● **Document section**:
::::

But, no matter what new trends surface in the next 14 years, Syska Hennessy will still be searching for the perfect office building design. Who knows? Maybe it’ll be around by then, or maybe the idea of the perfect office building will have evolved yet again.

5 Issues for Today and Tomorrow

Incorporation of building information modeling

Meeting security requirements—both physical and electronic

Meeting LEED/sustainability guidelines

Incorporation of hybrid utility plants

A dichotomy of power requirements ranging from as much as 15 to 25 watts per sq. ft. (to ensure reliability) to less than 2 watts per sq. ft. (to meet LEED guidelines)

A Different Set of Wires

Electronic infrastructure can be designed in a way to “future-proof” the perfect office building. As Syska Hennessy said in the 1991 article, “Designers and owners must be able to predict, as accurately as possible, short- and long-term demands that will be put on a building.” This is especially crucial when it comes to technology.

At Syska Hennessy, a client’s investment in technology is protected by designing for the technology superhighway: the next 15 years. This flexible infrastructure template allows building owners to take advantage of new advances down the road.

::::

● **Given request 1**: Quote the rows from their start through the line containing "133, 81, 160]", reproducing each line verbatim.

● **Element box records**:
::::

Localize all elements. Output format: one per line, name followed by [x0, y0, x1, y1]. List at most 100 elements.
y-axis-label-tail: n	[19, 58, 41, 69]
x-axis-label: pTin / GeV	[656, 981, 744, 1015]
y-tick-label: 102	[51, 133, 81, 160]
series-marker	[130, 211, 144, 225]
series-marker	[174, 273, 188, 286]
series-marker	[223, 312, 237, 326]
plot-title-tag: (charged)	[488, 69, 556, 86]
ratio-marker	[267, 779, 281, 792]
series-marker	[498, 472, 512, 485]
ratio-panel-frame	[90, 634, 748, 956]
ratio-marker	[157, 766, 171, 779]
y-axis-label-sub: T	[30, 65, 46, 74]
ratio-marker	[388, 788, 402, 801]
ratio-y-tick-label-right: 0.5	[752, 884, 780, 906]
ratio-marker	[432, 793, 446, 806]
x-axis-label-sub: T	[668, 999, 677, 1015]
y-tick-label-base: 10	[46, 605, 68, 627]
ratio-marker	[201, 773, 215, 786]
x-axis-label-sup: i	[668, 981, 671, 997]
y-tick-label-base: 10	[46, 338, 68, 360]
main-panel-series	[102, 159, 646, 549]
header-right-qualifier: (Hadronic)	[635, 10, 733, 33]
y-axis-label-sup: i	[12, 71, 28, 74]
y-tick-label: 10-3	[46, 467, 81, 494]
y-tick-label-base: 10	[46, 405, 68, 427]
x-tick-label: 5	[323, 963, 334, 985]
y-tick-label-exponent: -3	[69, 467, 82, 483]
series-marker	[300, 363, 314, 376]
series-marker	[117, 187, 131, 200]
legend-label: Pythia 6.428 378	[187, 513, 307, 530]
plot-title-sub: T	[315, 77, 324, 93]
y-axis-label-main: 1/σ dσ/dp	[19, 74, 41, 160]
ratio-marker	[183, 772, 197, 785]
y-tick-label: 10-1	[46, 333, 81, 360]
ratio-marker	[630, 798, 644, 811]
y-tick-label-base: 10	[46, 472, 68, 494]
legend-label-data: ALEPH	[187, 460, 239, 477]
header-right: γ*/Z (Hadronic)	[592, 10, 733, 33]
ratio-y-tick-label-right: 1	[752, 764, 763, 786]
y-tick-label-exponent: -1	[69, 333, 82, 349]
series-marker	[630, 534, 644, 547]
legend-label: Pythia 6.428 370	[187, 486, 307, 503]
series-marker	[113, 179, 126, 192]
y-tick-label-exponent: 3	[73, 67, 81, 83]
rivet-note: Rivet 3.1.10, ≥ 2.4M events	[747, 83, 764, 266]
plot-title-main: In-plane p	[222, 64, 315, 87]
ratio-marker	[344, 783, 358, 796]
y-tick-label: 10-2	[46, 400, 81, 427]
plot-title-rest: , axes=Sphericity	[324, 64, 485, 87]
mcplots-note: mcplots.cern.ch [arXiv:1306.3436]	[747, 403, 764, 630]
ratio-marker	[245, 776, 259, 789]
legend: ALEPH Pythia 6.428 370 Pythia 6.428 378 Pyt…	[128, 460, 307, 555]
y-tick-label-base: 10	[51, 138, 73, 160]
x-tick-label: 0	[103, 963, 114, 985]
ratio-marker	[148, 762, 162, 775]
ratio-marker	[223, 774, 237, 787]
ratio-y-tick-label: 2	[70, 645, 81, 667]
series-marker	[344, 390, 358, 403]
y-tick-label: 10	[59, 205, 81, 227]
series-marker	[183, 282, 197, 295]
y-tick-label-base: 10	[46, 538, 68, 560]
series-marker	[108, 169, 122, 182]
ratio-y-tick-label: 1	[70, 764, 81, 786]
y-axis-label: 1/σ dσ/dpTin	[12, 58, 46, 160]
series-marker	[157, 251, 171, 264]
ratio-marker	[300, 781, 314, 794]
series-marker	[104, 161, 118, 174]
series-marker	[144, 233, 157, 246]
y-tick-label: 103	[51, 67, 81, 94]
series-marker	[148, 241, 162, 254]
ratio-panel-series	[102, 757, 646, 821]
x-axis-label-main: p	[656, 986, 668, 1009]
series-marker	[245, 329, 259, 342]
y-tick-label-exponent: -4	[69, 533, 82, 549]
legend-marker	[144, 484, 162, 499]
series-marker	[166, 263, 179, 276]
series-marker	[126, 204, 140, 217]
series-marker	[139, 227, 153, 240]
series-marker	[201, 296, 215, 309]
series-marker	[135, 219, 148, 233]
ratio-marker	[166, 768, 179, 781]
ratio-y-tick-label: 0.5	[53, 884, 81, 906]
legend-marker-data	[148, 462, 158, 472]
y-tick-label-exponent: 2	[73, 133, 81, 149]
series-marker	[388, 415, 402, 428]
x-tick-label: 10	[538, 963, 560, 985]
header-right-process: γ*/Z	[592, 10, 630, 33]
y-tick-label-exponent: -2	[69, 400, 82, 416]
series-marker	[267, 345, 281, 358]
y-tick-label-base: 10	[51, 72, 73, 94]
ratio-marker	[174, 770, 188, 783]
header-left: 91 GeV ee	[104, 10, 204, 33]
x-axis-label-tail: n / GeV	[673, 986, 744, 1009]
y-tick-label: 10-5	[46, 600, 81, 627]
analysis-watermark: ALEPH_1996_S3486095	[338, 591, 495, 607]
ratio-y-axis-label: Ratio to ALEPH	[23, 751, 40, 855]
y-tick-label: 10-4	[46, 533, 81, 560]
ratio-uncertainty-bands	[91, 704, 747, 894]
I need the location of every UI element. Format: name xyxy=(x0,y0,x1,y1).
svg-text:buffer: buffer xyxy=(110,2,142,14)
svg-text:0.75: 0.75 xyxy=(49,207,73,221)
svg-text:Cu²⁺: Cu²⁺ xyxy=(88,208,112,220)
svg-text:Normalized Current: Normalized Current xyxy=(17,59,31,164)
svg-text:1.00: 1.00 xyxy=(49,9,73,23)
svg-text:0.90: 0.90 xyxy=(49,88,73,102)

::::

● **Given request 2**: List the five issues that the office building excerpt gives under "5 Issues for Today and Tomorrow."

● **Correct output 1**:
Localize all elements. Output format: one per line, name followed by [x0, y0, x1, y1]. List at most 100 elements.
y-axis-label-tail: n	[19, 58, 41, 69]
x-axis-label: pTin / GeV	[656, 981, 744, 1015]
y-tick-label: 102	[51, 133, 81, 160]

● **Correct output 2**:
- Incorporation of building information modeling
- Meeting security requirements—both physical and electronic
- Meeting LEED/sustainability guidelines
- Incorporation of hybrid utility plants
- A dichotomy of power requirements ranging from as much as 15 to 25 watts per sq. ft. (to ensure reliability) to less than 2 watts per sq. ft. (to meet LEED guidelines)